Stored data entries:
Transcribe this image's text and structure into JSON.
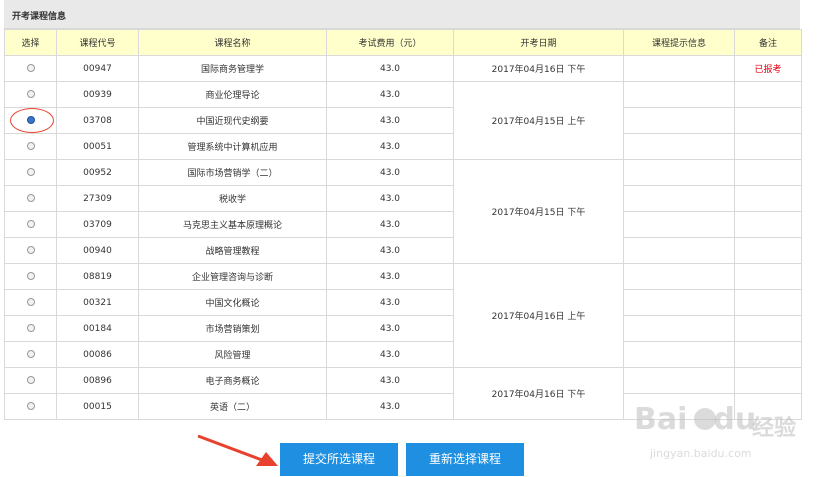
{
  "panel": {
    "title": "开考课程信息"
  },
  "table": {
    "headers": {
      "select": "选择",
      "code": "课程代号",
      "name": "课程名称",
      "fee": "考试费用（元）",
      "date": "开考日期",
      "hint": "课程提示信息",
      "remark": "备注"
    },
    "rows": [
      {
        "code": "00947",
        "name": "国际商务管理学",
        "fee": "43.0",
        "date": "2017年04月16日 下午",
        "remark": "已报考",
        "checked": false
      },
      {
        "code": "00939",
        "name": "商业伦理导论",
        "fee": "43.0",
        "date": "2017年04月15日 上午",
        "remark": "",
        "checked": false
      },
      {
        "code": "03708",
        "name": "中国近现代史纲要",
        "fee": "43.0",
        "remark": "",
        "checked": true
      },
      {
        "code": "00051",
        "name": "管理系统中计算机应用",
        "fee": "43.0",
        "remark": "",
        "checked": false
      },
      {
        "code": "00952",
        "name": "国际市场营销学（二）",
        "fee": "43.0",
        "date": "2017年04月15日 下午",
        "remark": "",
        "checked": false
      },
      {
        "code": "27309",
        "name": "税收学",
        "fee": "43.0",
        "remark": "",
        "checked": false
      },
      {
        "code": "03709",
        "name": "马克思主义基本原理概论",
        "fee": "43.0",
        "remark": "",
        "checked": false
      },
      {
        "code": "00940",
        "name": "战略管理教程",
        "fee": "43.0",
        "remark": "",
        "checked": false
      },
      {
        "code": "08819",
        "name": "企业管理咨询与诊断",
        "fee": "43.0",
        "date": "2017年04月16日 上午",
        "remark": "",
        "checked": false
      },
      {
        "code": "00321",
        "name": "中国文化概论",
        "fee": "43.0",
        "remark": "",
        "checked": false
      },
      {
        "code": "00184",
        "name": "市场营销策划",
        "fee": "43.0",
        "remark": "",
        "checked": false
      },
      {
        "code": "00086",
        "name": "风险管理",
        "fee": "43.0",
        "remark": "",
        "checked": false
      },
      {
        "code": "00896",
        "name": "电子商务概论",
        "fee": "43.0",
        "date": "2017年04月16日 下午",
        "remark": "",
        "checked": false
      },
      {
        "code": "00015",
        "name": "英语（二）",
        "fee": "43.0",
        "remark": "",
        "checked": false
      }
    ]
  },
  "buttons": {
    "submit": "提交所选课程",
    "reset": "重新选择课程"
  },
  "colors": {
    "header_bg": "#ffffcc",
    "button_bg": "#1e8fe1",
    "remark_red": "#e60012",
    "annotation_red": "#e8412e"
  },
  "watermark": {
    "brand_a": "Bai",
    "brand_b": "du",
    "brand_c": "经验",
    "url": "jingyan.baidu.com"
  }
}
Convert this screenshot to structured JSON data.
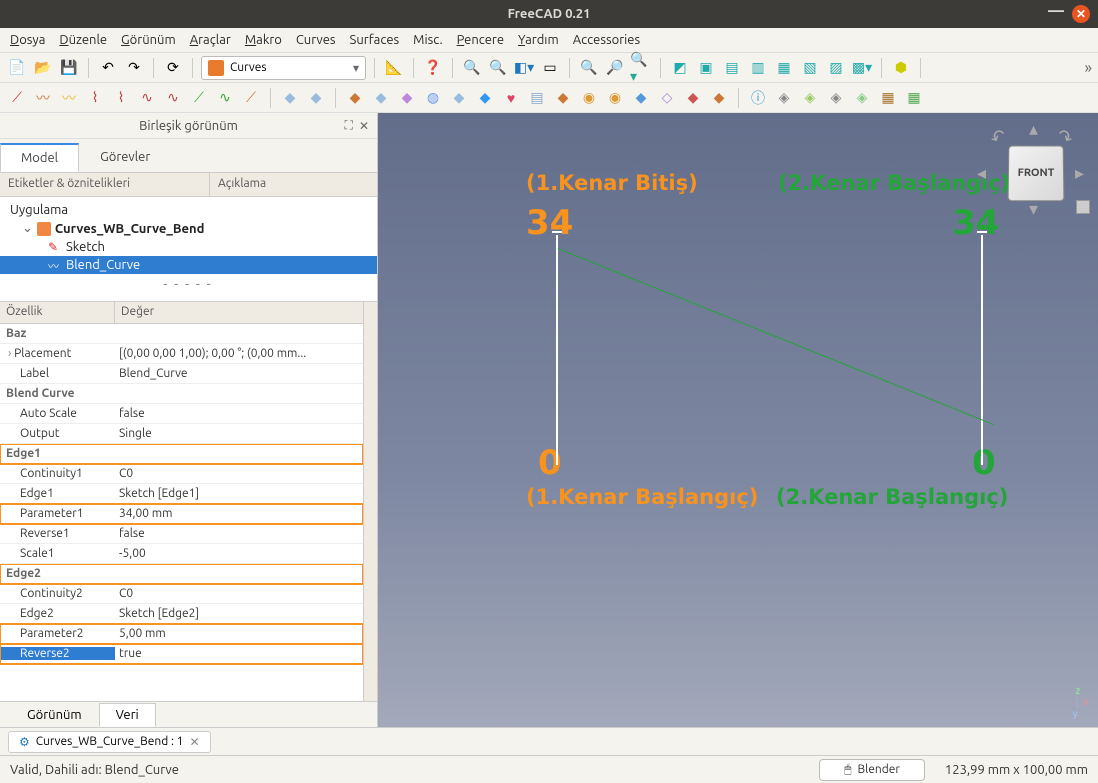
{
  "title": "FreeCAD 0.21",
  "menus": [
    "Dosya",
    "Düzenle",
    "Görünüm",
    "Araçlar",
    "Makro",
    "Curves",
    "Surfaces",
    "Misc.",
    "Pencere",
    "Yardım",
    "Accessories"
  ],
  "menu_underlines": [
    0,
    0,
    0,
    0,
    0,
    -1,
    -1,
    -1,
    0,
    0,
    -1
  ],
  "workbench": "Curves",
  "panel_title": "Birleşik görünüm",
  "tabs": {
    "model": "Model",
    "tasks": "Görevler"
  },
  "tree_headers": {
    "labels": "Etiketler & öznitelikleri",
    "desc": "Açıklama"
  },
  "tree": {
    "root": "Uygulama",
    "doc": "Curves_WB_Curve_Bend",
    "items": [
      "Sketch",
      "Blend_Curve"
    ],
    "selected": 1
  },
  "prop_headers": {
    "name": "Özellik",
    "value": "Değer"
  },
  "props": {
    "groups": [
      {
        "name": "Baz",
        "rows": [
          {
            "n": "Placement",
            "v": "[(0,00 0,00 1,00); 0,00 °; (0,00 mm...",
            "expand": true
          },
          {
            "n": "Label",
            "v": "Blend_Curve"
          }
        ]
      },
      {
        "name": "Blend Curve",
        "rows": [
          {
            "n": "Auto Scale",
            "v": "false"
          },
          {
            "n": "Output",
            "v": "Single"
          }
        ]
      },
      {
        "name": "Edge1",
        "hl": true,
        "rows": [
          {
            "n": "Continuity1",
            "v": "C0"
          },
          {
            "n": "Edge1",
            "v": "Sketch [Edge1]"
          },
          {
            "n": "Parameter1",
            "v": "34,00 mm",
            "hl": true
          },
          {
            "n": "Reverse1",
            "v": "false"
          },
          {
            "n": "Scale1",
            "v": "-5,00"
          }
        ]
      },
      {
        "name": "Edge2",
        "hl": true,
        "rows": [
          {
            "n": "Continuity2",
            "v": "C0"
          },
          {
            "n": "Edge2",
            "v": "Sketch [Edge2]"
          },
          {
            "n": "Parameter2",
            "v": "5,00 mm",
            "hl": true
          },
          {
            "n": "Reverse2",
            "v": "true",
            "hl": true,
            "sel": true
          }
        ]
      }
    ]
  },
  "bottom_tabs": {
    "view": "Görünüm",
    "data": "Veri"
  },
  "viewport": {
    "labels": {
      "e1_end": "(1.Kenar Bitiş)",
      "e1_end_val": "34",
      "e2_start_top": "(2.Kenar Başlangıç)",
      "e2_start_top_val": "34",
      "e1_start_val": "0",
      "e1_start": "(1.Kenar Başlangıç)",
      "e2_start_val": "0",
      "e2_start": "(2.Kenar Başlangıç)"
    },
    "cube_face": "FRONT"
  },
  "doc_tab": "Curves_WB_Curve_Bend : 1",
  "status": {
    "left": "Valid, Dahili adı: Blend_Curve",
    "nav": "Blender",
    "dims": "123,99 mm x 100,00 mm"
  }
}
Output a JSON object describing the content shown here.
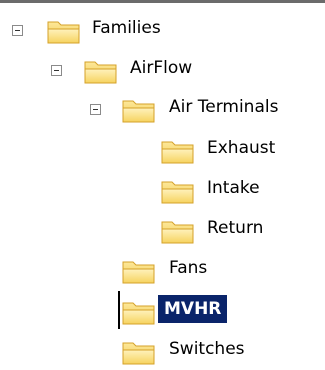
{
  "tree": {
    "items": [
      {
        "label": "Families",
        "level": 0,
        "expanded": true,
        "selected": false
      },
      {
        "label": "AirFlow",
        "level": 1,
        "expanded": true,
        "selected": false
      },
      {
        "label": "Air Terminals",
        "level": 2,
        "expanded": true,
        "selected": false
      },
      {
        "label": "Exhaust",
        "level": 3,
        "expanded": false,
        "selected": false
      },
      {
        "label": "Intake",
        "level": 3,
        "expanded": false,
        "selected": false
      },
      {
        "label": "Return",
        "level": 3,
        "expanded": false,
        "selected": false
      },
      {
        "label": "Fans",
        "level": 2,
        "expanded": false,
        "selected": false
      },
      {
        "label": "MVHR",
        "level": 2,
        "expanded": false,
        "selected": true
      },
      {
        "label": "Switches",
        "level": 2,
        "expanded": false,
        "selected": false
      }
    ]
  },
  "icons": {
    "expander": "collapse-minus-icon",
    "folder": "folder-icon"
  },
  "colors": {
    "selection_background": "#0a246a",
    "selection_text": "#ffffff",
    "folder_fill": "#f7d55e",
    "folder_edge": "#d9a622"
  }
}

§ **BRIEF**
All of the lines above should be printed exactly, minus the pictures.

§ **SOLUTION TO THIS EXERCISE**
Transcribe this image's text and structure into JSON.
{
  "panel": {
    "title": "开考课程信息"
  },
  "table": {
    "headers": {
      "select": "选择",
      "code": "课程代号",
      "name": "课程名称",
      "fee": "考试费用（元）",
      "date": "开考日期",
      "hint": "课程提示信息",
      "remark": "备注"
    },
    "rows": [
      {
        "code": "00947",
        "name": "国际商务管理学",
        "fee": "43.0",
        "date": "2017年04月16日 下午",
        "remark": "已报考",
        "checked": false
      },
      {
        "code": "00939",
        "name": "商业伦理导论",
        "fee": "43.0",
        "date": "2017年04月15日 上午",
        "remark": "",
        "checked": false
      },
      {
        "code": "03708",
        "name": "中国近现代史纲要",
        "fee": "43.0",
        "remark": "",
        "checked": true
      },
      {
        "code": "00051",
        "name": "管理系统中计算机应用",
        "fee": "43.0",
        "remark": "",
        "checked": false
      },
      {
        "code": "00952",
        "name": "国际市场营销学（二）",
        "fee": "43.0",
        "date": "2017年04月15日 下午",
        "remark": "",
        "checked": false
      },
      {
        "code": "27309",
        "name": "税收学",
        "fee": "43.0",
        "remark": "",
        "checked": false
      },
      {
        "code": "03709",
        "name": "马克思主义基本原理概论",
        "fee": "43.0",
        "remark": "",
        "checked": false
      },
      {
        "code": "00940",
        "name": "战略管理教程",
        "fee": "43.0",
        "remark": "",
        "checked": false
      },
      {
        "code": "08819",
        "name": "企业管理咨询与诊断",
        "fee": "43.0",
        "date": "2017年04月16日 上午",
        "remark": "",
        "checked": false
      },
      {
        "code": "00321",
        "name": "中国文化概论",
        "fee": "43.0",
        "remark": "",
        "checked": false
      },
      {
        "code": "00184",
        "name": "市场营销策划",
        "fee": "43.0",
        "remark": "",
        "checked": false
      },
      {
        "code": "00086",
        "name": "风险管理",
        "fee": "43.0",
        "remark": "",
        "checked": false
      },
      {
        "code": "00896",
        "name": "电子商务概论",
        "fee": "43.0",
        "date": "2017年04月16日 下午",
        "remark": "",
        "checked": false
      },
      {
        "code": "00015",
        "name": "英语（二）",
        "fee": "43.0",
        "remark": "",
        "checked": false
      }
    ]
  },
  "buttons": {
    "submit": "提交所选课程",
    "reset": "重新选择课程"
  },
  "colors": {
    "header_bg": "#ffffcc",
    "button_bg": "#1e8fe1",
    "remark_red": "#e60012",
    "annotation_red": "#e8412e"
  },
  "watermark": {
    "brand_a": "Bai",
    "brand_b": "du",
    "brand_c": "经验",
    "url": "jingyan.baidu.com"
  }
}
Convert this screenshot to structured JSON data.
{
  "title": "FreeCAD 0.21",
  "menus": [
    "Dosya",
    "Düzenle",
    "Görünüm",
    "Araçlar",
    "Makro",
    "Curves",
    "Surfaces",
    "Misc.",
    "Pencere",
    "Yardım",
    "Accessories"
  ],
  "menu_underlines": [
    0,
    0,
    0,
    0,
    0,
    -1,
    -1,
    -1,
    0,
    0,
    -1
  ],
  "workbench": "Curves",
  "panel_title": "Birleşik görünüm",
  "tabs": {
    "model": "Model",
    "tasks": "Görevler"
  },
  "tree_headers": {
    "labels": "Etiketler & öznitelikleri",
    "desc": "Açıklama"
  },
  "tree": {
    "root": "Uygulama",
    "doc": "Curves_WB_Curve_Bend",
    "items": [
      "Sketch",
      "Blend_Curve"
    ],
    "selected": 1
  },
  "prop_headers": {
    "name": "Özellik",
    "value": "Değer"
  },
  "props": {
    "groups": [
      {
        "name": "Baz",
        "rows": [
          {
            "n": "Placement",
            "v": "[(0,00 0,00 1,00); 0,00 °; (0,00 mm...",
            "expand": true
          },
          {
            "n": "Label",
            "v": "Blend_Curve"
          }
        ]
      },
      {
        "name": "Blend Curve",
        "rows": [
          {
            "n": "Auto Scale",
            "v": "false"
          },
          {
            "n": "Output",
            "v": "Single"
          }
        ]
      },
      {
        "name": "Edge1",
        "hl": true,
        "rows": [
          {
            "n": "Continuity1",
            "v": "C0"
          },
          {
            "n": "Edge1",
            "v": "Sketch [Edge1]"
          },
          {
            "n": "Parameter1",
            "v": "34,00 mm",
            "hl": true
          },
          {
            "n": "Reverse1",
            "v": "false"
          },
          {
            "n": "Scale1",
            "v": "-5,00"
          }
        ]
      },
      {
        "name": "Edge2",
        "hl": true,
        "rows": [
          {
            "n": "Continuity2",
            "v": "C0"
          },
          {
            "n": "Edge2",
            "v": "Sketch [Edge2]"
          },
          {
            "n": "Parameter2",
            "v": "5,00 mm",
            "hl": true
          },
          {
            "n": "Reverse2",
            "v": "true",
            "hl": true,
            "sel": true
          }
        ]
      }
    ]
  },
  "bottom_tabs": {
    "view": "Görünüm",
    "data": "Veri"
  },
  "viewport": {
    "labels": {
      "e1_end": "(1.Kenar Bitiş)",
      "e1_end_val": "34",
      "e2_start_top": "(2.Kenar Başlangıç)",
      "e2_start_top_val": "34",
      "e1_start_val": "0",
      "e1_start": "(1.Kenar Başlangıç)",
      "e2_start_val": "0",
      "e2_start": "(2.Kenar Başlangıç)"
    },
    "cube_face": "FRONT"
  },
  "doc_tab": "Curves_WB_Curve_Bend : 1",
  "status": {
    "left": "Valid, Dahili adı: Blend_Curve",
    "nav": "Blender",
    "dims": "123,99 mm x 100,00 mm"
  }
}
Output a JSON object describing the content shown here.
{
  "tree": {
    "items": [
      {
        "label": "Families",
        "level": 0,
        "expanded": true,
        "selected": false
      },
      {
        "label": "AirFlow",
        "level": 1,
        "expanded": true,
        "selected": false
      },
      {
        "label": "Air Terminals",
        "level": 2,
        "expanded": true,
        "selected": false
      },
      {
        "label": "Exhaust",
        "level": 3,
        "expanded": false,
        "selected": false
      },
      {
        "label": "Intake",
        "level": 3,
        "expanded": false,
        "selected": false
      },
      {
        "label": "Return",
        "level": 3,
        "expanded": false,
        "selected": false
      },
      {
        "label": "Fans",
        "level": 2,
        "expanded": false,
        "selected": false
      },
      {
        "label": "MVHR",
        "level": 2,
        "expanded": false,
        "selected": true
      },
      {
        "label": "Switches",
        "level": 2,
        "expanded": false,
        "selected": false
      }
    ]
  },
  "icons": {
    "expander": "collapse-minus-icon",
    "folder": "folder-icon"
  },
  "colors": {
    "selection_background": "#0a246a",
    "selection_text": "#ffffff",
    "folder_fill": "#f7d55e",
    "folder_edge": "#d9a622"
  }
}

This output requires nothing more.